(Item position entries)
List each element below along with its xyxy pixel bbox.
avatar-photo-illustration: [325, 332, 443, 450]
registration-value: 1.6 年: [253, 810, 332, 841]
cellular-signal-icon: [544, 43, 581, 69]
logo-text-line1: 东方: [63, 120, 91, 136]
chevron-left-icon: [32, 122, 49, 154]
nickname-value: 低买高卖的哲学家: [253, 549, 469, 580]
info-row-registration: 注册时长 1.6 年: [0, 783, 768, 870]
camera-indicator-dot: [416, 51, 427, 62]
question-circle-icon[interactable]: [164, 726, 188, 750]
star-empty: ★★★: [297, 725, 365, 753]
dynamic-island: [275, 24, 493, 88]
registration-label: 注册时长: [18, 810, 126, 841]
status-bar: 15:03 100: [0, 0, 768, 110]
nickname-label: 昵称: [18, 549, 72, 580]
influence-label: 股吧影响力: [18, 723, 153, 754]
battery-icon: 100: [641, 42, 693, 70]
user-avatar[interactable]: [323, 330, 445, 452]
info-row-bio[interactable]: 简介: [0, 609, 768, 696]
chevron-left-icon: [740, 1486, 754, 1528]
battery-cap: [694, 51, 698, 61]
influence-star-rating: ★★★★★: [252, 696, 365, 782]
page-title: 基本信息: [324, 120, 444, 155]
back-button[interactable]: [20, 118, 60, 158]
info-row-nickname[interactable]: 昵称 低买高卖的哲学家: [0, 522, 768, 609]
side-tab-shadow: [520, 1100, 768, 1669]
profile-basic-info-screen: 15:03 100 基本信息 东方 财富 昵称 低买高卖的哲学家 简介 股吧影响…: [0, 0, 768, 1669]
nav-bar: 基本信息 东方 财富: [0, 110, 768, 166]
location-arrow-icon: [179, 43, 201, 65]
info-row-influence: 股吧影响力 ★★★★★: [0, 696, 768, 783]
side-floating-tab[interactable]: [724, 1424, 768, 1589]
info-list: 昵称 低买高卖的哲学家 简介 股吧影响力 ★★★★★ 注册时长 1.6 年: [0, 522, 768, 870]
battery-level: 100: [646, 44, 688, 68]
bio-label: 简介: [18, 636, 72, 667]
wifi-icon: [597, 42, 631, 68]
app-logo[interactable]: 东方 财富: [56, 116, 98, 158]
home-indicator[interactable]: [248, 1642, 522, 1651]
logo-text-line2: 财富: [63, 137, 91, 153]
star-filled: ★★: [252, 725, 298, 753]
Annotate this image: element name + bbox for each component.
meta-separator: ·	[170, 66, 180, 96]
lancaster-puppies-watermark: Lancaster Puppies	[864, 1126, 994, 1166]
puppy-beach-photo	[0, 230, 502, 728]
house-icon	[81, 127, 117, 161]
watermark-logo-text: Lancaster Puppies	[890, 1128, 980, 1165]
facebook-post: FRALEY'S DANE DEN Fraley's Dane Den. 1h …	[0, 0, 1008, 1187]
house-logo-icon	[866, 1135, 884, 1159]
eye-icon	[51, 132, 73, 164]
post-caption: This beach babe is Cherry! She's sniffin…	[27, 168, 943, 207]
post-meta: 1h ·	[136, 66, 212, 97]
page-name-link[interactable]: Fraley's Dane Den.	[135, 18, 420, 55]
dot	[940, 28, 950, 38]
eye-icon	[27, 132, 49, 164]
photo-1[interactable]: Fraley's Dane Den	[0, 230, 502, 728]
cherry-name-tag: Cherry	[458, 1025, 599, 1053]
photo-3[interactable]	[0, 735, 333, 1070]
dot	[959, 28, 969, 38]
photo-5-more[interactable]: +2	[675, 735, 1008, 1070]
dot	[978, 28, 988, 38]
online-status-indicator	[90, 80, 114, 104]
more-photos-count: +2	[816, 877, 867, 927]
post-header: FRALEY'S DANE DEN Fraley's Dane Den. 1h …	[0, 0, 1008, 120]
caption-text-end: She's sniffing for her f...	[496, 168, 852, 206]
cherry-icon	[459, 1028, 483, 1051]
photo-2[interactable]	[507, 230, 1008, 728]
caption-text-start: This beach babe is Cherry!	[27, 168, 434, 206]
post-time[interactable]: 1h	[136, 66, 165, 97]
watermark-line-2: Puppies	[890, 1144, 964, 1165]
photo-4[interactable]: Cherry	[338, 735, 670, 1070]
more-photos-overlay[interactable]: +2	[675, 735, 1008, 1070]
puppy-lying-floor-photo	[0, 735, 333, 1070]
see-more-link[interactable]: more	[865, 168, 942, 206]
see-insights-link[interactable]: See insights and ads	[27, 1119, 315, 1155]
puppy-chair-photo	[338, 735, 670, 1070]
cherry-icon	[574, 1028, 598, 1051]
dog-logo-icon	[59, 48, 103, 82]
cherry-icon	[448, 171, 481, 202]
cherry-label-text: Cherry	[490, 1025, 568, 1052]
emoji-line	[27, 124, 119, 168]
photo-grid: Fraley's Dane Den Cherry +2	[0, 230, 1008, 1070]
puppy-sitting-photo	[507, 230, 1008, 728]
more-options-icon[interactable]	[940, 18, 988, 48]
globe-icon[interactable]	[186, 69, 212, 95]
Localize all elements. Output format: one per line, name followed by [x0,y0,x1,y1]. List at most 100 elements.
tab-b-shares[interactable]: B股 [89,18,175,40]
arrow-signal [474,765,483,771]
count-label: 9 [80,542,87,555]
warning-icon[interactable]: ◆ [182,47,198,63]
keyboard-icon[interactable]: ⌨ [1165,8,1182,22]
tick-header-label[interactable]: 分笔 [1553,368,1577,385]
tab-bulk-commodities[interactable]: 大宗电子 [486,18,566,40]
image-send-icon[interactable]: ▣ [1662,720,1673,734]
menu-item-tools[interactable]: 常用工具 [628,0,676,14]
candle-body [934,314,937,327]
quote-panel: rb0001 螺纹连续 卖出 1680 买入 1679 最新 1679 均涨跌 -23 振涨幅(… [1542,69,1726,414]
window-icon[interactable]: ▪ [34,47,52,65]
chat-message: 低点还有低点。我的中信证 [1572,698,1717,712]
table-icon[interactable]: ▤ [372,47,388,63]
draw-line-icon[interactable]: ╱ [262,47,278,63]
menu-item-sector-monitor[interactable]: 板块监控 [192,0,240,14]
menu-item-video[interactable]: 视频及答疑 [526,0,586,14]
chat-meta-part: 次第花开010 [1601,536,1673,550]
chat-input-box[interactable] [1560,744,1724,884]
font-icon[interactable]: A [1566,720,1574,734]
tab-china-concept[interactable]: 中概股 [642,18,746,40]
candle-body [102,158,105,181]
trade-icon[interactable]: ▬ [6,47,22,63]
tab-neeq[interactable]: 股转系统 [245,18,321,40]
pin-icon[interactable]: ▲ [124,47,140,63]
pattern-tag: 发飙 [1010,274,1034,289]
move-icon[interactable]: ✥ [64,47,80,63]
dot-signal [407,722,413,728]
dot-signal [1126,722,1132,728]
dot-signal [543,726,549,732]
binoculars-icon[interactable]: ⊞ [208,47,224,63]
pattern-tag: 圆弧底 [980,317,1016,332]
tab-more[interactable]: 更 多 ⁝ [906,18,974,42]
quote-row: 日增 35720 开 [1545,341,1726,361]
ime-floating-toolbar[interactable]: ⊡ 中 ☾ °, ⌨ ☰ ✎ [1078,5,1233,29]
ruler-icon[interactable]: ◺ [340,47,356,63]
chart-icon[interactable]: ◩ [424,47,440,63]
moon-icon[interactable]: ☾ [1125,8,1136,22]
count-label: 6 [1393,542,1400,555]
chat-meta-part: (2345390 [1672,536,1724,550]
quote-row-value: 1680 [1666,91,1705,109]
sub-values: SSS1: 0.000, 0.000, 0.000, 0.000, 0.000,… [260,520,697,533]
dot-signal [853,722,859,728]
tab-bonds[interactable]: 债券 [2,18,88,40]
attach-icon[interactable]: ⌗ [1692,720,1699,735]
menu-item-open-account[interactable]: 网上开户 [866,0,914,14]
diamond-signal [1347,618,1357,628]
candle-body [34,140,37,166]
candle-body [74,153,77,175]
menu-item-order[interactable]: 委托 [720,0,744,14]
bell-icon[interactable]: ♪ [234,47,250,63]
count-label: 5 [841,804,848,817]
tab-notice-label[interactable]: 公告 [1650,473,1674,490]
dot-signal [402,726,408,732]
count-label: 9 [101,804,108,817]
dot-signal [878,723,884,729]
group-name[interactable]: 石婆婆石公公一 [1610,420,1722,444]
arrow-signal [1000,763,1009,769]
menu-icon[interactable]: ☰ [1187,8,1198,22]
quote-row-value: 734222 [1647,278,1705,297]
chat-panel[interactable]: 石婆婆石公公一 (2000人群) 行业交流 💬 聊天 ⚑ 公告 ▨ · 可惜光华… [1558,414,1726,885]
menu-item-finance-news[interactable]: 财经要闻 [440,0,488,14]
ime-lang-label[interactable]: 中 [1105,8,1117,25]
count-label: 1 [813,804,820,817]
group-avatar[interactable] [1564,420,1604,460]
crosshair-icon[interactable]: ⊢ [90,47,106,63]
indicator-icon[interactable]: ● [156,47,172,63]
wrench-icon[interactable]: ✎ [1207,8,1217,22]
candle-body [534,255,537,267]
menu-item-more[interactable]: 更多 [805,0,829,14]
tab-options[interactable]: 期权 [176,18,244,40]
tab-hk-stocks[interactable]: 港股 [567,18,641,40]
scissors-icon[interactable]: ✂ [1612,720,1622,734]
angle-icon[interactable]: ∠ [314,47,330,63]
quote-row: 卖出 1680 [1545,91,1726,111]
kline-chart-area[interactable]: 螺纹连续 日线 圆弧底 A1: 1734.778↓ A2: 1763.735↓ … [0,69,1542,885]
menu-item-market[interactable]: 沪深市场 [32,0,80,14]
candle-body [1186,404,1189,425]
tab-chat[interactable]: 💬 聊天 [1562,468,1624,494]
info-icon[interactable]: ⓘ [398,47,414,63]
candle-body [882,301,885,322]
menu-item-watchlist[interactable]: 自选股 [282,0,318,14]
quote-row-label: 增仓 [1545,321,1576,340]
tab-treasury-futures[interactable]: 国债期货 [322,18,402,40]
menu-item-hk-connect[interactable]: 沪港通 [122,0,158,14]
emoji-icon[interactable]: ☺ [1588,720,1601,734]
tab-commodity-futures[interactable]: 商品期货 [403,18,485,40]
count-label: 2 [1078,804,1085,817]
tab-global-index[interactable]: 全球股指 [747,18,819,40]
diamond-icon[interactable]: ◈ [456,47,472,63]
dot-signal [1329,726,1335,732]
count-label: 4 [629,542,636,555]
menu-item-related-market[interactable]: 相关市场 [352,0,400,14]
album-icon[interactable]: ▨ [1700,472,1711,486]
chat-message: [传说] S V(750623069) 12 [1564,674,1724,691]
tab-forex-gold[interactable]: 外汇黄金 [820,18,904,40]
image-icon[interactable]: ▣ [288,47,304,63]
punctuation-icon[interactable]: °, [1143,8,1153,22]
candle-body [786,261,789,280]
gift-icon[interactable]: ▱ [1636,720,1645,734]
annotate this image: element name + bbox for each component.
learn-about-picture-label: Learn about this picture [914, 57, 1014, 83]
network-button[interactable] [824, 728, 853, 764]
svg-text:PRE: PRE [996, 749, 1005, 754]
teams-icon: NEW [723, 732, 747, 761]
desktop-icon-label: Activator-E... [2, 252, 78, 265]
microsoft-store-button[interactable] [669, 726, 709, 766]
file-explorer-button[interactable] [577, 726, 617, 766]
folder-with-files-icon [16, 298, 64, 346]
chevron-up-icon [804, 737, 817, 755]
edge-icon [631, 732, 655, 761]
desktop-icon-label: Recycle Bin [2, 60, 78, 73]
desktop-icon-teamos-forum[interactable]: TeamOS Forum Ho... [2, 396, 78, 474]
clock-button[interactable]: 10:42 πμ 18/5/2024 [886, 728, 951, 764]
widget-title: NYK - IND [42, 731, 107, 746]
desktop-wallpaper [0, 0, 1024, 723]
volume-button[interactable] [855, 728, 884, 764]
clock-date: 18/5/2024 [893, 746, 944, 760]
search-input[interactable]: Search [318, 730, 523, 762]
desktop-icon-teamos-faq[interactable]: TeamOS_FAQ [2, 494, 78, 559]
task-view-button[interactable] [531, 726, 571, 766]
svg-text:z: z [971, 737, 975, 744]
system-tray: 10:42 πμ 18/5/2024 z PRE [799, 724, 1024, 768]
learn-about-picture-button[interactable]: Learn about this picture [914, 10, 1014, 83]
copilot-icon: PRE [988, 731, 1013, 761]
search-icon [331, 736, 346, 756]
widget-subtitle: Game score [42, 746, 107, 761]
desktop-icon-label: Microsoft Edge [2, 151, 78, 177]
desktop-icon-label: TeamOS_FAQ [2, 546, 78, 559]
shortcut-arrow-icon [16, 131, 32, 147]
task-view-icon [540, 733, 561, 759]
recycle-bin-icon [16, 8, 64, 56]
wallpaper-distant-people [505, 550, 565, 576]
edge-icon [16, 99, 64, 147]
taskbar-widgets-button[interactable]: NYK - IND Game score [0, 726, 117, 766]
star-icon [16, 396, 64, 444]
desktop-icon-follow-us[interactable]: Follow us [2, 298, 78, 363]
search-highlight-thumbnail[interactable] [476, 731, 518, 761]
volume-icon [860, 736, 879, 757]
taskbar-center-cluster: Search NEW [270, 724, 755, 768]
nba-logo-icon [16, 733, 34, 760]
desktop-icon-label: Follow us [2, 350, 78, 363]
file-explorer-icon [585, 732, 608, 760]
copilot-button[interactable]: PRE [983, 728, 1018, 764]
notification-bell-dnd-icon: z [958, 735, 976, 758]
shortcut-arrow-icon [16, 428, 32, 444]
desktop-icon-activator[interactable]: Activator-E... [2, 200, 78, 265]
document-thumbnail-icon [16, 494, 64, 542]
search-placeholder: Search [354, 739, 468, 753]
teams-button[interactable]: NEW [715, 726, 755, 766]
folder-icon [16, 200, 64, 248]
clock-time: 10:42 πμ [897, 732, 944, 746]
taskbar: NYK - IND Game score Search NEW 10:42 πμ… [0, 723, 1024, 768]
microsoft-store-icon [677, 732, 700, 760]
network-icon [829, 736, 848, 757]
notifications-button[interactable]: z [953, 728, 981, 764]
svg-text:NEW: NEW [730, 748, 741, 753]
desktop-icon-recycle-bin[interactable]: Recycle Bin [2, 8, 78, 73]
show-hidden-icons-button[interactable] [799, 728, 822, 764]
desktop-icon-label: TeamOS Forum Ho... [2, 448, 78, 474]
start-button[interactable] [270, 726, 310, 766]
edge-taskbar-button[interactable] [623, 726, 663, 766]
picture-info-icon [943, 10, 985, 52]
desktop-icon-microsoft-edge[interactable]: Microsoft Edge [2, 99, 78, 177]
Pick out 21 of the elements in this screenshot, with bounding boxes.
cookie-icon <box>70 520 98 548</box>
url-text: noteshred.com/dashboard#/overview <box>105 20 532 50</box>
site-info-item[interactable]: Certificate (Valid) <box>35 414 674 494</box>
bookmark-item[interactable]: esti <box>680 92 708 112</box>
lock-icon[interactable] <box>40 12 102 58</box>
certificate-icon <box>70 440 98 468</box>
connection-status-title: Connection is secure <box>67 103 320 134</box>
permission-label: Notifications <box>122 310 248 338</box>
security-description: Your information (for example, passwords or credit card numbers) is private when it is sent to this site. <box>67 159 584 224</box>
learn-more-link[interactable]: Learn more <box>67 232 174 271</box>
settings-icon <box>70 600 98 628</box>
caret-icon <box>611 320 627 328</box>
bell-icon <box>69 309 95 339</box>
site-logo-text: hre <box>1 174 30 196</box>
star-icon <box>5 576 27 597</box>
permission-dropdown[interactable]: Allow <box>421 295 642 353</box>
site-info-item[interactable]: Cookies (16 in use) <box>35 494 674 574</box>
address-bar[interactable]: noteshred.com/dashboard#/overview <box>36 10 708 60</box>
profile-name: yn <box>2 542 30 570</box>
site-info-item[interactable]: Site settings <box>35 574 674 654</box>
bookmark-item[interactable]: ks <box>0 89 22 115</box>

* **Goal of the exercise**: Copy out, character for character, every line from the start of the rows down to and including the line containing "page-title: 基本信息: [324, 120, 444, 155]".

* **Answer to this problem**:
List each element below along with its xyxy pixel bbox.
avatar-photo-illustration: [325, 332, 443, 450]
registration-value: 1.6 年: [253, 810, 332, 841]
cellular-signal-icon: [544, 43, 581, 69]
logo-text-line1: 东方: [63, 120, 91, 136]
chevron-left-icon: [32, 122, 49, 154]
nickname-value: 低买高卖的哲学家: [253, 549, 469, 580]
info-row-registration: 注册时长 1.6 年: [0, 783, 768, 870]
camera-indicator-dot: [416, 51, 427, 62]
question-circle-icon[interactable]: [164, 726, 188, 750]
star-empty: ★★★: [297, 725, 365, 753]
dynamic-island: [275, 24, 493, 88]
registration-label: 注册时长: [18, 810, 126, 841]
status-bar: 15:03 100: [0, 0, 768, 110]
nickname-label: 昵称: [18, 549, 72, 580]
influence-label: 股吧影响力: [18, 723, 153, 754]
battery-icon: 100: [641, 42, 693, 70]
user-avatar[interactable]: [323, 330, 445, 452]
info-row-bio[interactable]: 简介: [0, 609, 768, 696]
chevron-left-icon: [740, 1486, 754, 1528]
battery-cap: [694, 51, 698, 61]
influence-star-rating: ★★★★★: [252, 696, 365, 782]
page-title: 基本信息: [324, 120, 444, 155]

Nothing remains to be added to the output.